Excerpt from a dataset
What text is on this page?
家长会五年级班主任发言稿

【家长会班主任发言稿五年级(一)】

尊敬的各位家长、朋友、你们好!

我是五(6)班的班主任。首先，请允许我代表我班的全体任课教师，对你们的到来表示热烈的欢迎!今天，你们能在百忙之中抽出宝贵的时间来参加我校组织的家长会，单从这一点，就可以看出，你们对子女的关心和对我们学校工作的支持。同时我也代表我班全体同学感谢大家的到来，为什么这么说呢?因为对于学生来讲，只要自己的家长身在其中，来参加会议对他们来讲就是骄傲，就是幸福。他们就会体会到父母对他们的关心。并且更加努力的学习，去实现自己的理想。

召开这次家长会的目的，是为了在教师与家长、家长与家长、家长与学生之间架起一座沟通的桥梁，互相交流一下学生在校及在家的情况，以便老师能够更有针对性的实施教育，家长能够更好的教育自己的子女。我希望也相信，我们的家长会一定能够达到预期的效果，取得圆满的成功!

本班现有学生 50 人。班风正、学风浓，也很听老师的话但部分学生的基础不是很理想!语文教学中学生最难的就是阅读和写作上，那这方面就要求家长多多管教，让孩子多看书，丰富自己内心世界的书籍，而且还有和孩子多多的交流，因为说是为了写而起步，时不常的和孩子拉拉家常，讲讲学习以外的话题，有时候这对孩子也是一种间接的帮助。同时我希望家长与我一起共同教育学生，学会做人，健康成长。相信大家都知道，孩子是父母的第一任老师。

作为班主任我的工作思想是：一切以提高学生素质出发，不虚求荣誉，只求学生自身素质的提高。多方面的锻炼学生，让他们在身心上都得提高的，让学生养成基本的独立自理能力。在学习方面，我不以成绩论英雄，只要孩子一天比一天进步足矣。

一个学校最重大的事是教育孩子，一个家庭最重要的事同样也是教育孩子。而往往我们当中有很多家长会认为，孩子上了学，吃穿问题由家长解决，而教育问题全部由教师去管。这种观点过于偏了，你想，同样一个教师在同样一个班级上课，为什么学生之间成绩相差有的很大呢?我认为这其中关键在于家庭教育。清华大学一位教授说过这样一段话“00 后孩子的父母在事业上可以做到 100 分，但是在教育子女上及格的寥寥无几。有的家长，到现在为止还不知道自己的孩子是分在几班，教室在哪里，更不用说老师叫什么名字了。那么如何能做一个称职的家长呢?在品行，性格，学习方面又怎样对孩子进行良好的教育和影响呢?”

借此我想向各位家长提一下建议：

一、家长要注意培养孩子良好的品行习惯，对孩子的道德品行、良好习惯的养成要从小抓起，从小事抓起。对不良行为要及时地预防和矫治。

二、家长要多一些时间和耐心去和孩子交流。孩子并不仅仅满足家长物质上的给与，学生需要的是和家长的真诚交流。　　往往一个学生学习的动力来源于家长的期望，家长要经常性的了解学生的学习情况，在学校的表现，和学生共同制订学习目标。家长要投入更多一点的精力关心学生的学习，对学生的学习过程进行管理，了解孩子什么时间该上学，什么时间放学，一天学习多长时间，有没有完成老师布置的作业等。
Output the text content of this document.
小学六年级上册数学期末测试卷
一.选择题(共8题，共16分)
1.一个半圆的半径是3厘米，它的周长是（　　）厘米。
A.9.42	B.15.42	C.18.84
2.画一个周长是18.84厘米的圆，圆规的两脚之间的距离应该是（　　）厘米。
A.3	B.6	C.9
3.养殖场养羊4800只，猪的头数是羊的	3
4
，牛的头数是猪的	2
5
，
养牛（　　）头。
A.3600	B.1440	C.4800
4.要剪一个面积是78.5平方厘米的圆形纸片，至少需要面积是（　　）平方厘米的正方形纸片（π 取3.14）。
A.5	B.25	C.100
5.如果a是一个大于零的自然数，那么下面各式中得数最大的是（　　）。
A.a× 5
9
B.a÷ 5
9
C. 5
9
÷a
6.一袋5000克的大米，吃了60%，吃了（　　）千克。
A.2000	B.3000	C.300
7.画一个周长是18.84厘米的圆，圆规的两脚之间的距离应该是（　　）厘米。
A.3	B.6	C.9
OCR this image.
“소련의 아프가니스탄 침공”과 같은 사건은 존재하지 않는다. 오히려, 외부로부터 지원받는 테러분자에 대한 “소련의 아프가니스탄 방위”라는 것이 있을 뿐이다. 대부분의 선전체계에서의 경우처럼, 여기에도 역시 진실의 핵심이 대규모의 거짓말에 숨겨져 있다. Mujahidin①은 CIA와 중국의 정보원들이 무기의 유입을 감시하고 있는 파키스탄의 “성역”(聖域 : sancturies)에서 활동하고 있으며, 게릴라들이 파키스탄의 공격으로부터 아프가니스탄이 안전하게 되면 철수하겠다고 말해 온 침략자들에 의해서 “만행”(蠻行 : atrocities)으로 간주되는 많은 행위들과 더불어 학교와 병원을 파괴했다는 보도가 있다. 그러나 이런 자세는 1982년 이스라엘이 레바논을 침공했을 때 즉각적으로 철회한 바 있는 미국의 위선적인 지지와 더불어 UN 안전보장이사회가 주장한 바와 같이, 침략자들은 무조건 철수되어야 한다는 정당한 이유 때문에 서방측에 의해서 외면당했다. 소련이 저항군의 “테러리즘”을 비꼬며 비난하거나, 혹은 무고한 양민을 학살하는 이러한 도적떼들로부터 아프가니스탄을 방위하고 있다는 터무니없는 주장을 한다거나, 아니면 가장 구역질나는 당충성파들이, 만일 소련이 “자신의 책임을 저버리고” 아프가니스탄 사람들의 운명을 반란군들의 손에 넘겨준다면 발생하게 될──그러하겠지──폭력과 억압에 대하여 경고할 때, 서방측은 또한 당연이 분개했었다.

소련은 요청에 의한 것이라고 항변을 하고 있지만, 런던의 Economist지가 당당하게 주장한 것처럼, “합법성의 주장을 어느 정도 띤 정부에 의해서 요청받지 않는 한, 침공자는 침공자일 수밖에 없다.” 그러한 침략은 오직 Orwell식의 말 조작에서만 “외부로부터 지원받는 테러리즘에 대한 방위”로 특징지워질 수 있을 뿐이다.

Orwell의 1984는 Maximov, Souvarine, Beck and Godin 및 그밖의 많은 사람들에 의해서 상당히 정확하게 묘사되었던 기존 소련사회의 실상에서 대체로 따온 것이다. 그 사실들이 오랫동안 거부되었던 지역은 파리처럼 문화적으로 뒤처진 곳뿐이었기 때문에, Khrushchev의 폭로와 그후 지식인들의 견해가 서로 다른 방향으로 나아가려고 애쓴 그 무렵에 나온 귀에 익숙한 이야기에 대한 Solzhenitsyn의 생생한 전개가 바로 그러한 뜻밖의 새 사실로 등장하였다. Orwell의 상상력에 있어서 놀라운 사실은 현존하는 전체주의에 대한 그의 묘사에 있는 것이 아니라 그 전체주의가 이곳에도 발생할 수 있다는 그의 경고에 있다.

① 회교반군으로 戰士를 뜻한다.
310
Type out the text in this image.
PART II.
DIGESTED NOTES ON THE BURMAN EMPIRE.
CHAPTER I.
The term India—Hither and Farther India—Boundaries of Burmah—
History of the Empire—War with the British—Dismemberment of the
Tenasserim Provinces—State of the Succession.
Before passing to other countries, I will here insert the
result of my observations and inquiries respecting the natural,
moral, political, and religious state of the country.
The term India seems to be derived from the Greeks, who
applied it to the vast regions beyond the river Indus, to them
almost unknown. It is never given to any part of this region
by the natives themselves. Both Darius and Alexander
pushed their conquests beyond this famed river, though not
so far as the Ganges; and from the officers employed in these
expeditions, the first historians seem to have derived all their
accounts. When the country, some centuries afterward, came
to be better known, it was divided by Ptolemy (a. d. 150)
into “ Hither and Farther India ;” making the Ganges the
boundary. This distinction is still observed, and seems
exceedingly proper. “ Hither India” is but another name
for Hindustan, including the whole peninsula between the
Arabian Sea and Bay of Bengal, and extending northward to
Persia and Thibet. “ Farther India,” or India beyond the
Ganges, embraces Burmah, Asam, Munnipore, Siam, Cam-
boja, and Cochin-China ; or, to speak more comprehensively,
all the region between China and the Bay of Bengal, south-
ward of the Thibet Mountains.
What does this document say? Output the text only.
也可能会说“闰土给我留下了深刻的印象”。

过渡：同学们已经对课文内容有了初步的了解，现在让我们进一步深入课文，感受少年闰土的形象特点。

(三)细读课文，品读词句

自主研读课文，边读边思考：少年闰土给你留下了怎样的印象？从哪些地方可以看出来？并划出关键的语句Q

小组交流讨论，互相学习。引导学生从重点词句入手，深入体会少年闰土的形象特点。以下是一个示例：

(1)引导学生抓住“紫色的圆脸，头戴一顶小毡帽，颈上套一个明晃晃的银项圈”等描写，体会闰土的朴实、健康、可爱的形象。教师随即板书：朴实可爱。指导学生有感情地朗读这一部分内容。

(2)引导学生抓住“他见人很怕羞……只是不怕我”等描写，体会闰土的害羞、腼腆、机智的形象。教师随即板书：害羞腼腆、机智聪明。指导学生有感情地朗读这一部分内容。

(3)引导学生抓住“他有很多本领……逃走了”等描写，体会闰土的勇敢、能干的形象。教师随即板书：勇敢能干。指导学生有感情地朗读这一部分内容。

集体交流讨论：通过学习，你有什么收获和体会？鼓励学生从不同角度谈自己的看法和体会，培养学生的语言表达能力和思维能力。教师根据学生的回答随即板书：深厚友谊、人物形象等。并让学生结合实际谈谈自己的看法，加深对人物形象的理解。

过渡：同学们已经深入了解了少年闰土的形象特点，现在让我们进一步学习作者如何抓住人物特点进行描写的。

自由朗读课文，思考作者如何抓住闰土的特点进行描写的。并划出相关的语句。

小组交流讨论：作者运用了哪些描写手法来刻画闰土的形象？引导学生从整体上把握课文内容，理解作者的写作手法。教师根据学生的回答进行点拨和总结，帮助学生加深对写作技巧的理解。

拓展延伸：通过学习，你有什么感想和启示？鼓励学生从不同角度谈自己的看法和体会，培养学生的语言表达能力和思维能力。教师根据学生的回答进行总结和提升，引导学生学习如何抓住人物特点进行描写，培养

#### Work instructions
Look through the records and gather every line containing "鼓励学生从不同角度谈自己的看法和体会".

#### Final answer
集体交流讨论：通过学习，你有什么收获和体会？鼓励学生从不同角度谈自己的看法和体会，培养学生的语言表达能力和思维能力。教师根据学生的回答随即板书：深厚友谊、人物形象等。并让学生结合实际谈谈自己的看法，加深对人物形象的理解。
拓展延伸：通过学习，你有什么感想和启示？鼓励学生从不同角度谈自己的看法和体会，培养学生的语言表达能力和思维能力。教师根据学生的回答进行总结和提升，引导学生学习如何抓住人物特点进行描写，培养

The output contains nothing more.